• [What this task involves]
Review the material line by line. Identify and copy every line that contains the string "used".

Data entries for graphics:
○ ○ ○ ○ ○ ○ ○

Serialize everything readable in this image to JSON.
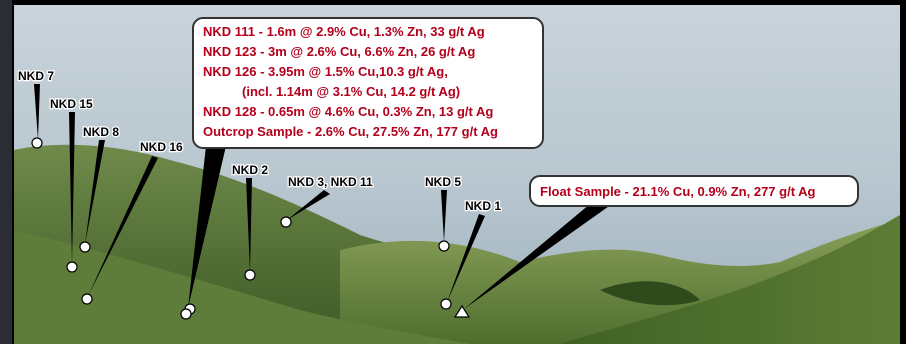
{
  "drill_holes": [
    "NKD 7",
    "NKD 15",
    "NKD 8",
    "NKD 16",
    "NKD 2",
    "NKD 3, NKD 11",
    "NKD 5",
    "NKD 1"
  ],
  "main_callout": {
    "lines": [
      "NKD 111 - 1.6m @ 2.9% Cu, 1.3% Zn, 33 g/t Ag",
      "NKD 123 - 3m @ 2.6% Cu, 6.6% Zn, 26 g/t Ag",
      "NKD 126 - 3.95m @ 1.5% Cu,10.3 g/t Ag,",
      "(incl. 1.14m @ 3.1% Cu, 14.2 g/t Ag)",
      "NKD 128 - 0.65m @ 4.6% Cu, 0.3% Zn, 13 g/t Ag",
      "Outcrop Sample - 2.6% Cu, 27.5% Zn, 177 g/t Ag"
    ]
  },
  "float_callout": "Float Sample - 21.1% Cu, 0.9% Zn, 277 g/t Ag"
}
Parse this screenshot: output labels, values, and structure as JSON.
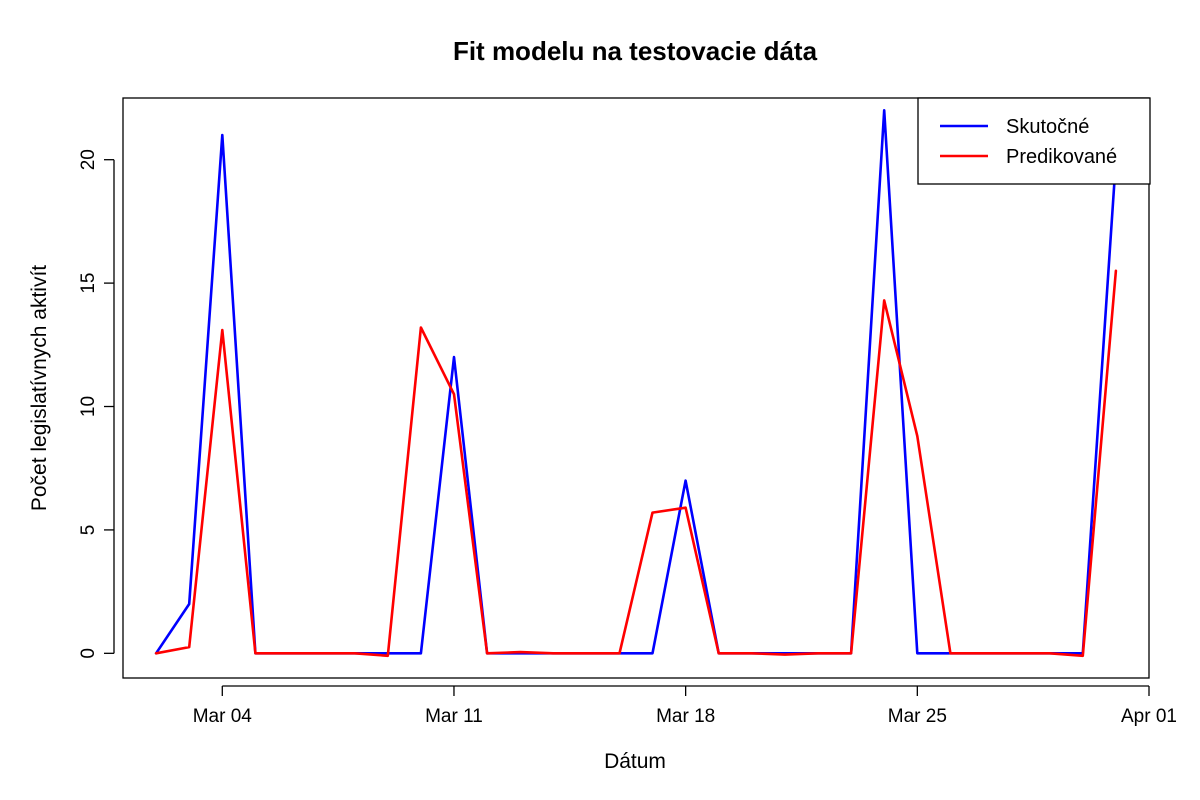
{
  "chart_data": {
    "type": "line",
    "title": "Fit modelu na testovacie dáta",
    "xlabel": "Dátum",
    "ylabel": "Počet legislatívnych aktivít",
    "x": [
      "2024-03-02",
      "2024-03-03",
      "2024-03-04",
      "2024-03-05",
      "2024-03-06",
      "2024-03-07",
      "2024-03-08",
      "2024-03-09",
      "2024-03-10",
      "2024-03-11",
      "2024-03-12",
      "2024-03-13",
      "2024-03-14",
      "2024-03-15",
      "2024-03-16",
      "2024-03-17",
      "2024-03-18",
      "2024-03-19",
      "2024-03-20",
      "2024-03-21",
      "2024-03-22",
      "2024-03-23",
      "2024-03-24",
      "2024-03-25",
      "2024-03-26",
      "2024-03-27",
      "2024-03-28",
      "2024-03-29",
      "2024-03-30",
      "2024-03-31"
    ],
    "series": [
      {
        "name": "Skutočné",
        "color": "#0000ff",
        "values": [
          0,
          2,
          21,
          0,
          0,
          0,
          0,
          0,
          0,
          12,
          0,
          0,
          0,
          0,
          0,
          0,
          7,
          0,
          0,
          0,
          0,
          0,
          22,
          0,
          0,
          0,
          0,
          0,
          0,
          20
        ]
      },
      {
        "name": "Predikované",
        "color": "#ff0000",
        "values": [
          0,
          0.25,
          13.1,
          0,
          0,
          0,
          0,
          -0.1,
          13.2,
          10.5,
          0,
          0.05,
          0,
          0,
          0,
          5.7,
          5.9,
          0,
          0,
          -0.05,
          0,
          0,
          14.3,
          8.8,
          0,
          0,
          0,
          0,
          -0.1,
          15.5
        ]
      }
    ],
    "x_ticks": [
      {
        "date": "2024-03-04",
        "label": "Mar 04"
      },
      {
        "date": "2024-03-11",
        "label": "Mar 11"
      },
      {
        "date": "2024-03-18",
        "label": "Mar 18"
      },
      {
        "date": "2024-03-25",
        "label": "Mar 25"
      },
      {
        "date": "2024-04-01",
        "label": "Apr 01"
      }
    ],
    "y_ticks": [
      0,
      5,
      10,
      15,
      20
    ],
    "xlim": [
      "2024-03-01",
      "2024-04-01"
    ],
    "ylim": [
      -1,
      22.5
    ],
    "legend": {
      "position": "top-right"
    },
    "grid": false
  }
}
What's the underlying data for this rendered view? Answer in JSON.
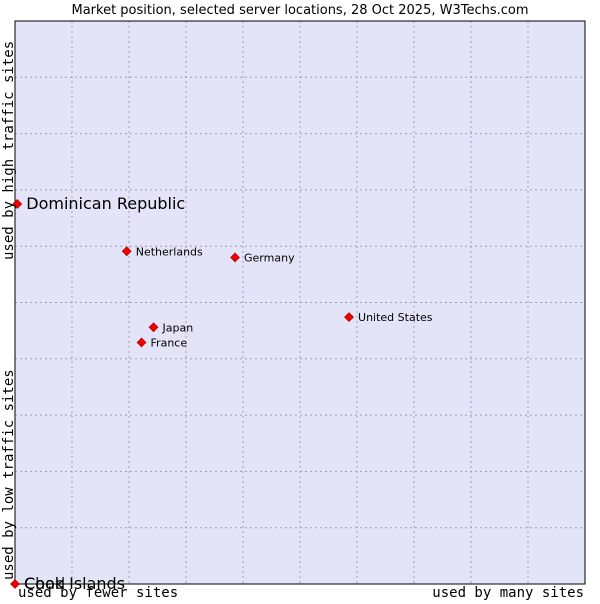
{
  "chart_data": {
    "type": "scatter",
    "title": "Market position, selected server locations, 28 Oct 2025, W3Techs.com",
    "xlabel_left": "used by fewer sites",
    "xlabel_right": "used by many sites",
    "ylabel_top": "used by high traffic sites",
    "ylabel_bottom": "used by low traffic sites",
    "xlim": [
      0,
      10
    ],
    "ylim": [
      0,
      10
    ],
    "grid": true,
    "points": [
      {
        "label": "Dominican Republic",
        "x": 0.04,
        "y": 6.75,
        "emphasis": true
      },
      {
        "label": "Cook Islands",
        "x": 0.0,
        "y": 0.0,
        "emphasis": true,
        "overlap_label": "Chad"
      },
      {
        "label": "Netherlands",
        "x": 1.96,
        "y": 5.91,
        "emphasis": false
      },
      {
        "label": "Germany",
        "x": 3.86,
        "y": 5.8,
        "emphasis": false
      },
      {
        "label": "United States",
        "x": 5.86,
        "y": 4.74,
        "emphasis": false
      },
      {
        "label": "Japan",
        "x": 2.43,
        "y": 4.56,
        "emphasis": false
      },
      {
        "label": "France",
        "x": 2.22,
        "y": 4.29,
        "emphasis": false
      }
    ],
    "colors": {
      "plot_background": "#e4e4f8",
      "grid": "#a0a0b8",
      "axis": "#000000",
      "point": "#ee0000"
    }
  }
}
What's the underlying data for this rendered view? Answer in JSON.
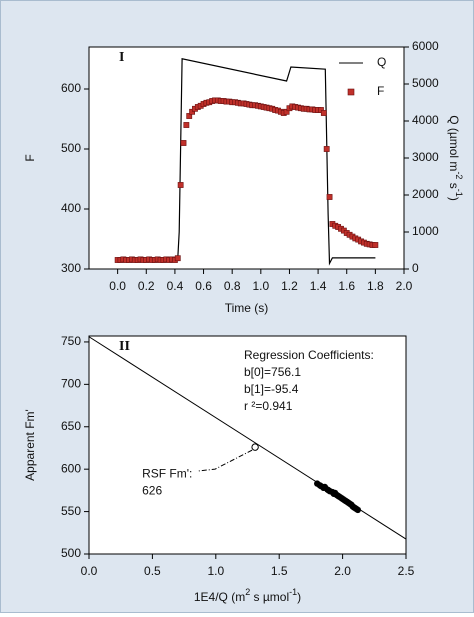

○ ○ ○ ○ ○ ○ ○

• [Full response]
    "xlabel_left": "used by fewer sites",
    "xlabel_right": "used by many sites",
    "ylabel_top": "used by high traffic sites",
    "ylabel_bottom": "used by low traffic sites",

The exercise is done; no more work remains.